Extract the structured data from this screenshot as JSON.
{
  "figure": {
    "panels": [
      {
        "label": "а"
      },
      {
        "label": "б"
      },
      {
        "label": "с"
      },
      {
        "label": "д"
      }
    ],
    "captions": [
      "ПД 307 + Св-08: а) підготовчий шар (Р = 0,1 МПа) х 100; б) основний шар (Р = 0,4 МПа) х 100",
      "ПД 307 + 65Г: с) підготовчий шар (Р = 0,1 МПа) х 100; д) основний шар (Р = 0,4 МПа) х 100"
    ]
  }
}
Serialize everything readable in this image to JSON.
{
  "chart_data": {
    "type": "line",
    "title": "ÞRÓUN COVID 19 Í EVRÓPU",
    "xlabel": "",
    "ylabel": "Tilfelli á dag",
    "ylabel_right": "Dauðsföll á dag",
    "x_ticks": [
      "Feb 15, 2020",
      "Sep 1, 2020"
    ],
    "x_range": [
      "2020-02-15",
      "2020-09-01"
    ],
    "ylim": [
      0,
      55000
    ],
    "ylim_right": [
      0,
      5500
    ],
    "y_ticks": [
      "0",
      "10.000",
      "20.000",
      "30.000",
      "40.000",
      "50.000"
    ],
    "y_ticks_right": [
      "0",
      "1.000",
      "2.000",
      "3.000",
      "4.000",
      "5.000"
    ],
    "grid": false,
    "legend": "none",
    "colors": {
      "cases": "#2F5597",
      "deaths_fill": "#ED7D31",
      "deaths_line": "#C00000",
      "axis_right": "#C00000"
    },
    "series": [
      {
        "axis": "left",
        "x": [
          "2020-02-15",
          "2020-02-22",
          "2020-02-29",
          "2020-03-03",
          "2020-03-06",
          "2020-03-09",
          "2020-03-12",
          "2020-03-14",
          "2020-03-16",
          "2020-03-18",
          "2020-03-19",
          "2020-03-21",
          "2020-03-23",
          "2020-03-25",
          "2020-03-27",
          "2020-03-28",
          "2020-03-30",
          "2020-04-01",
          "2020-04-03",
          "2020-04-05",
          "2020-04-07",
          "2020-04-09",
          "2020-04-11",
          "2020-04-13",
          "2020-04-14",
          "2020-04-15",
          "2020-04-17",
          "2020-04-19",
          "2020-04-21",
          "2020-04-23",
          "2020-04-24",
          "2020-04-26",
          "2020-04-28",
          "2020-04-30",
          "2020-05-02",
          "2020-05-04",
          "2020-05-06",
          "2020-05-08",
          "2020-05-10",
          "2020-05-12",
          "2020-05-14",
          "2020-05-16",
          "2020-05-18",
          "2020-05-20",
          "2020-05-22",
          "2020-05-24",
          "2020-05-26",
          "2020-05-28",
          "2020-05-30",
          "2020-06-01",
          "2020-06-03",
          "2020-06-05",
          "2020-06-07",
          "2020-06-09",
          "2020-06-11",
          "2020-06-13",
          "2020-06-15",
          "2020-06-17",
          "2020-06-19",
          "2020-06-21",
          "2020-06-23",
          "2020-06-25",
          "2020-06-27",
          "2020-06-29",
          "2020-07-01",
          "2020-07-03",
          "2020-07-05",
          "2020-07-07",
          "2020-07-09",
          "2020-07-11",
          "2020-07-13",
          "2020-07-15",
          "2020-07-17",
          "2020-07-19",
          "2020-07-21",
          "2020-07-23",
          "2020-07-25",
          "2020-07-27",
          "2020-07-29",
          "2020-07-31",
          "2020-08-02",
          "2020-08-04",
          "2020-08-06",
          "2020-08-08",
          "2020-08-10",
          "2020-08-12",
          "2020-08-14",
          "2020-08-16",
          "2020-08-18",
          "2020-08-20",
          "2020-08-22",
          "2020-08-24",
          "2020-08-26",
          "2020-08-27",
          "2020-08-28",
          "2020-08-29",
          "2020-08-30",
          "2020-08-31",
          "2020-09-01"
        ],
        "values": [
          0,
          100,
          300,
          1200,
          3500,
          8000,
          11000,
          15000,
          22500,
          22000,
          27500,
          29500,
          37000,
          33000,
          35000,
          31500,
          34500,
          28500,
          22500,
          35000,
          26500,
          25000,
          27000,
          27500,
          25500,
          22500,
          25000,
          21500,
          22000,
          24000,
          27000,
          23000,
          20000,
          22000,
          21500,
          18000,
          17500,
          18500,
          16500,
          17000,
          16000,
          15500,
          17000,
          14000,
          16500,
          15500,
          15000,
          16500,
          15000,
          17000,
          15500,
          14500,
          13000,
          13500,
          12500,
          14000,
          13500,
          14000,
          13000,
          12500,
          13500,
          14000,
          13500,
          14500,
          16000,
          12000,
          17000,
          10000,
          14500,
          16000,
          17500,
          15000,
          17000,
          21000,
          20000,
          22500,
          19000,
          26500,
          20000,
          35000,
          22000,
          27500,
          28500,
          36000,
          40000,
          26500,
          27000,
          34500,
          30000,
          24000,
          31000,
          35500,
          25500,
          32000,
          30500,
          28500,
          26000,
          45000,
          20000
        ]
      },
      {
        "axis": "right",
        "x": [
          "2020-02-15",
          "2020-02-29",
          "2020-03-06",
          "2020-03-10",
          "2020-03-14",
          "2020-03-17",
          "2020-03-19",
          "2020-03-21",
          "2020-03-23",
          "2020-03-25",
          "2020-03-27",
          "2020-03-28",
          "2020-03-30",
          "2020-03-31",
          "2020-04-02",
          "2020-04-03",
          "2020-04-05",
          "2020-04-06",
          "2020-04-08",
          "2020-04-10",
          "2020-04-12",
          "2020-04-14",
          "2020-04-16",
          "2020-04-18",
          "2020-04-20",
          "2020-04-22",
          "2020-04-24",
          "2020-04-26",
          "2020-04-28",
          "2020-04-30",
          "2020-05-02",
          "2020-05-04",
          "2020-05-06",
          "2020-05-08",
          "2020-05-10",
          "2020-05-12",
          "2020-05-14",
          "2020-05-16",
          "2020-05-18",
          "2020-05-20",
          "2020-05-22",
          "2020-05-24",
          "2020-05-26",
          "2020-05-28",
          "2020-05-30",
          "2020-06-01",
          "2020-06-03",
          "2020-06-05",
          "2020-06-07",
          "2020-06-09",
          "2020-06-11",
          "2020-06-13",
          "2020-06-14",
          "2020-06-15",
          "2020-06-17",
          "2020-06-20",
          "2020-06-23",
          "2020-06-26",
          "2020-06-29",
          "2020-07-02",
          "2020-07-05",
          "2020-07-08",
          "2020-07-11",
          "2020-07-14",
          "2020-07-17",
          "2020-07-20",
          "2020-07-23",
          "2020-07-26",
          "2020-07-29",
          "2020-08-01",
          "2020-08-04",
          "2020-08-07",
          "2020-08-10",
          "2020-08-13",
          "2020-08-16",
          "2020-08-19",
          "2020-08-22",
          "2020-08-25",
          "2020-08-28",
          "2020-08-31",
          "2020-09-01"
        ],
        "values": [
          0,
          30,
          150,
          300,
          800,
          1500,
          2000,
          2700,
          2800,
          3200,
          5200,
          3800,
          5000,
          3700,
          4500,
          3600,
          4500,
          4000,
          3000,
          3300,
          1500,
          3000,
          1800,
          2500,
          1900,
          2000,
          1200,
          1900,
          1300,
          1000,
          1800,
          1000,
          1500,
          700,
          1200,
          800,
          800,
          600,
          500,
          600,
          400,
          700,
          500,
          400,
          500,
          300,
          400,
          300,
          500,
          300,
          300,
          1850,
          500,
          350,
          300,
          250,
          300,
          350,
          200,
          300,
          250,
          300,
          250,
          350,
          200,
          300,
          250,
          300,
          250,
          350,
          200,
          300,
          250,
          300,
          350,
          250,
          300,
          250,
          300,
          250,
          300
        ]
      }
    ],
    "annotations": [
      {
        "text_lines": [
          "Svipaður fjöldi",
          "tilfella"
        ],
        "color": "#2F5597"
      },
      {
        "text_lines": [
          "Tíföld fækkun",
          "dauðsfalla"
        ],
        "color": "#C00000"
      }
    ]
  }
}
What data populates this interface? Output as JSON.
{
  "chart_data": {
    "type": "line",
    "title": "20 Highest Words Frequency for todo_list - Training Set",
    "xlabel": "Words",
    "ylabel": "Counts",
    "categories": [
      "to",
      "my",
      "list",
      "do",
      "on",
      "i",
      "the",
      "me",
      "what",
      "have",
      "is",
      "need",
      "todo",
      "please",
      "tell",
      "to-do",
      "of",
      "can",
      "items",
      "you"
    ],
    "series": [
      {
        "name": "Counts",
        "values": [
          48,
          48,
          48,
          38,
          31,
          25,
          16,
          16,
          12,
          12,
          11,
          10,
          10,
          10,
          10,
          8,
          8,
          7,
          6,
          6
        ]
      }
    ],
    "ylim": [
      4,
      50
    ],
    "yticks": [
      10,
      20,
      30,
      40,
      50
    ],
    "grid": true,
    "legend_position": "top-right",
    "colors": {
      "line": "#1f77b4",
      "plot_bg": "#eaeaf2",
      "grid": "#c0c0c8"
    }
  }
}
◇ ◇ ◇
## [TO BE DONE]
Count every line in the data where the string "this" occurs. Give nothing except the number.

## [RESPONSE TO THE TASK]
3